Entries taken from a collection
┌──

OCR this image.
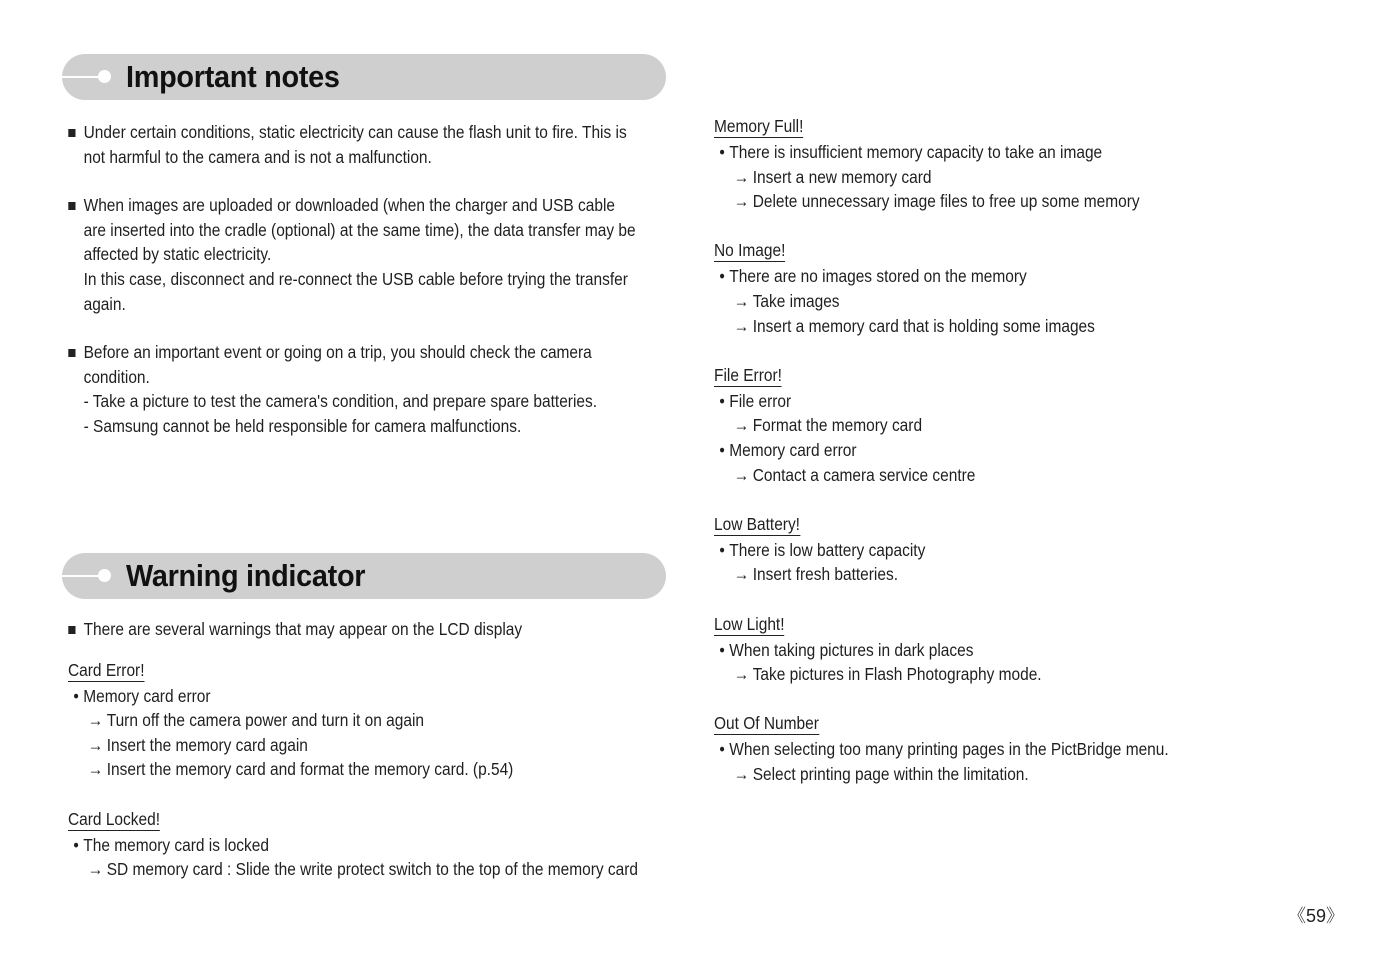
Important notes
Under certain conditions, static electricity can cause the flash unit to fire. This is
not harmful to the camera and is not a malfunction.
When images are uploaded or downloaded (when the charger and USB cable
are inserted into the cradle (optional) at the same time), the data transfer may be
affected by static electricity.
In this case, disconnect and re-connect the USB cable before trying the transfer
again.
Before an important event or going on a trip, you should check the camera
condition.
- Take a picture to test the camera's condition, and prepare spare batteries.
- Samsung cannot be held responsible for camera malfunctions.
Warning indicator
There are several warnings that may appear on the LCD display
Card Error!
• Memory card error
→ Turn off the camera power and turn it on again
→ Insert the memory card again
→ Insert the memory card and format the memory card. (p.54)
Card Locked!
• The memory card is locked
→ SD memory card : Slide the write protect switch to the top of the memory card
Memory Full!
• There is insufficient memory capacity to take an image
→ Insert a new memory card
→ Delete unnecessary image files to free up some memory
No Image!
• There are no images stored on the memory
→ Take images
→ Insert a memory card that is holding some images
File Error!
• File error
→ Format the memory card
• Memory card error
→ Contact a camera service centre
Low Battery!
• There is low battery capacity
→ Insert fresh batteries.
Low Light!
• When taking pictures in dark places
→ Take pictures in Flash Photography mode.
Out Of Number
• When selecting too many printing pages in the PictBridge menu.
→ Select printing page within the limitation.
《59》
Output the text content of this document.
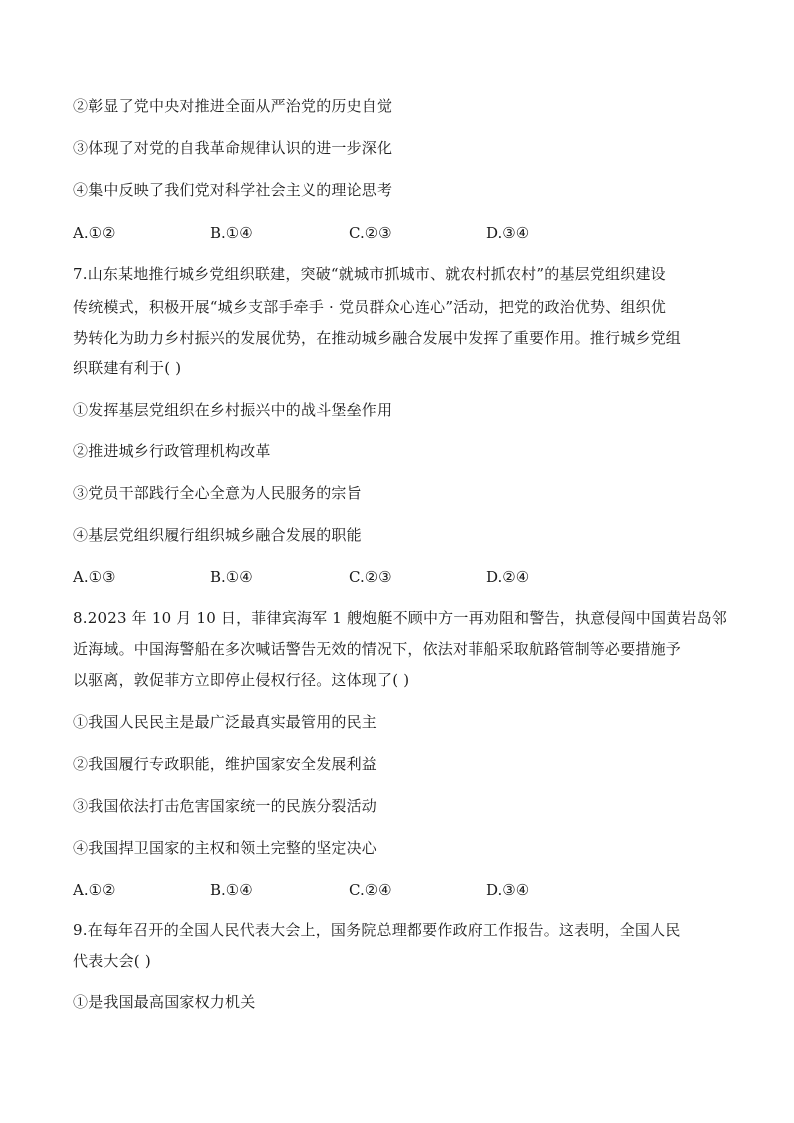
②彰显了党中央对推进全面从严治党的历史自觉
③体现了对党的自我革命规律认识的进一步深化
④集中反映了我们党对科学社会主义的理论思考
A.①②	B.①④	C.②③	D.③④
7.山东某地推行城乡党组织联建，突破“就城市抓城市、就农村抓农村”的基层党组织建设
传统模式，积极开展“城乡支部手牵手 · 党员群众心连心”活动，把党的政治优势、组织优
势转化为助力乡村振兴的发展优势，在推动城乡融合发展中发挥了重要作用。推行城乡党组
织联建有利于( )
①发挥基层党组织在乡村振兴中的战斗堡垒作用
②推进城乡行政管理机构改革
③党员干部践行全心全意为人民服务的宗旨
④基层党组织履行组织城乡融合发展的职能
A.①③	B.①④	C.②③	D.②④
8.2023 年 10 月 10 日，菲律宾海军 1 艘炮艇不顾中方一再劝阻和警告，执意侵闯中国黄岩岛邻
近海域。中国海警船在多次喊话警告无效的情况下，依法对菲船采取航路管制等必要措施予
以驱离，敦促菲方立即停止侵权行径。这体现了( )
①我国人民民主是最广泛最真实最管用的民主
②我国履行专政职能，维护国家安全发展利益
③我国依法打击危害国家统一的民族分裂活动
④我国捍卫国家的主权和领土完整的坚定决心
A.①②	B.①④	C.②④	D.③④
9.在每年召开的全国人民代表大会上，国务院总理都要作政府工作报告。这表明，全国人民
代表大会( )
①是我国最高国家权力机关
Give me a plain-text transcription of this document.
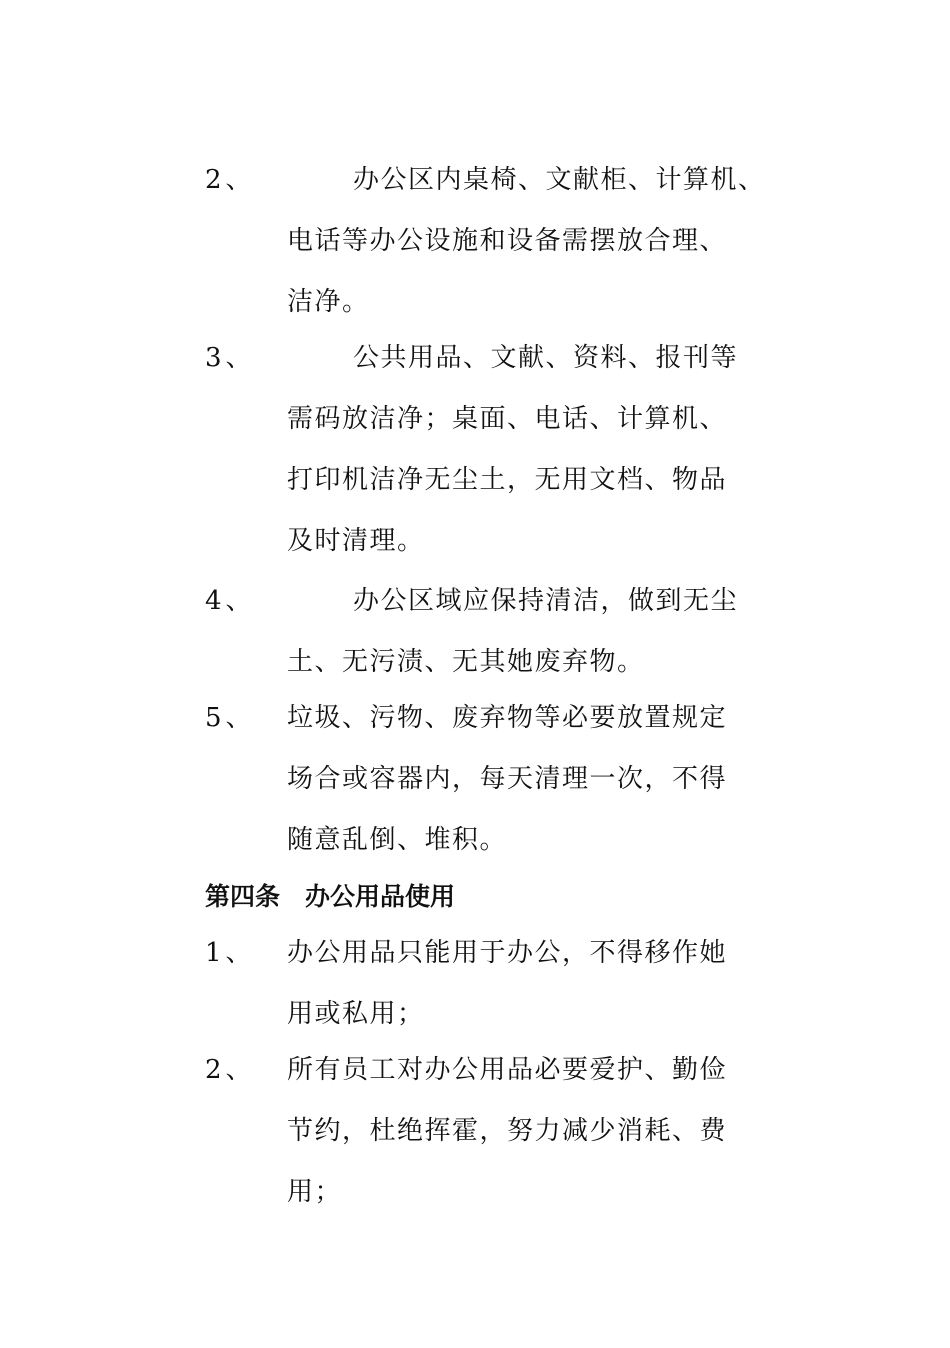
2、	办公区内桌椅、文献柜、计算机、
电话等办公设施和设备需摆放合理、
洁净。
3、	公共用品、文献、资料、报刊等
需码放洁净；桌面、电话、计算机、
打印机洁净无尘土，无用文档、物品
及时清理。
4、	办公区域应保持清洁，做到无尘
土、无污渍、无其她废弃物。
5、	垃圾、污物、废弃物等必要放置规定
场合或容器内，每天清理一次，不得
随意乱倒、堆积。
第四条　办公用品使用
1、	办公用品只能用于办公，不得移作她
用或私用；
2、	所有员工对办公用品必要爱护、勤俭
节约，杜绝挥霍，努力减少消耗、费
用；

└──

The task
Write out the records above exactly as they appear, leaving out any pictures.

The answer
OCR this image.
Important notes
Under certain conditions, static electricity can cause the flash unit to fire. This is
not harmful to the camera and is not a malfunction.
When images are uploaded or downloaded (when the charger and USB cable
are inserted into the cradle (optional) at the same time), the data transfer may be
affected by static electricity.
In this case, disconnect and re-connect the USB cable before trying the transfer
again.
Before an important event or going on a trip, you should check the camera
condition.
- Take a picture to test the camera's condition, and prepare spare batteries.
- Samsung cannot be held responsible for camera malfunctions.
Warning indicator
There are several warnings that may appear on the LCD display
Card Error!
• Memory card error
→ Turn off the camera power and turn it on again
→ Insert the memory card again
→ Insert the memory card and format the memory card. (p.54)
Card Locked!
• The memory card is locked
→ SD memory card : Slide the write protect switch to the top of the memory card
Memory Full!
• There is insufficient memory capacity to take an image
→ Insert a new memory card
→ Delete unnecessary image files to free up some memory
No Image!
• There are no images stored on the memory
→ Take images
→ Insert a memory card that is holding some images
File Error!
• File error
→ Format the memory card
• Memory card error
→ Contact a camera service centre
Low Battery!
• There is low battery capacity
→ Insert fresh batteries.
Low Light!
• When taking pictures in dark places
→ Take pictures in Flash Photography mode.
Out Of Number
• When selecting too many printing pages in the PictBridge menu.
→ Select printing page within the limitation.
《59》
Output the text content of this document.
②彰显了党中央对推进全面从严治党的历史自觉
③体现了对党的自我革命规律认识的进一步深化
④集中反映了我们党对科学社会主义的理论思考
A.①②	B.①④	C.②③	D.③④
7.山东某地推行城乡党组织联建，突破“就城市抓城市、就农村抓农村”的基层党组织建设
传统模式，积极开展“城乡支部手牵手 · 党员群众心连心”活动，把党的政治优势、组织优
势转化为助力乡村振兴的发展优势，在推动城乡融合发展中发挥了重要作用。推行城乡党组
织联建有利于( )
①发挥基层党组织在乡村振兴中的战斗堡垒作用
②推进城乡行政管理机构改革
③党员干部践行全心全意为人民服务的宗旨
④基层党组织履行组织城乡融合发展的职能
A.①③	B.①④	C.②③	D.②④
8.2023 年 10 月 10 日，菲律宾海军 1 艘炮艇不顾中方一再劝阻和警告，执意侵闯中国黄岩岛邻
近海域。中国海警船在多次喊话警告无效的情况下，依法对菲船采取航路管制等必要措施予
以驱离，敦促菲方立即停止侵权行径。这体现了( )
①我国人民民主是最广泛最真实最管用的民主
②我国履行专政职能，维护国家安全发展利益
③我国依法打击危害国家统一的民族分裂活动
④我国捍卫国家的主权和领土完整的坚定决心
A.①②	B.①④	C.②④	D.③④
9.在每年召开的全国人民代表大会上，国务院总理都要作政府工作报告。这表明，全国人民
代表大会( )
①是我国最高国家权力机关
Give me a plain-text transcription of this document.
2、	办公区内桌椅、文献柜、计算机、
电话等办公设施和设备需摆放合理、
洁净。
3、	公共用品、文献、资料、报刊等
需码放洁净；桌面、电话、计算机、
打印机洁净无尘土，无用文档、物品
及时清理。
4、	办公区域应保持清洁，做到无尘
土、无污渍、无其她废弃物。
5、	垃圾、污物、废弃物等必要放置规定
场合或容器内，每天清理一次，不得
随意乱倒、堆积。
第四条　办公用品使用
1、	办公用品只能用于办公，不得移作她
用或私用；
2、	所有员工对办公用品必要爱护、勤俭
节约，杜绝挥霍，努力减少消耗、费
用；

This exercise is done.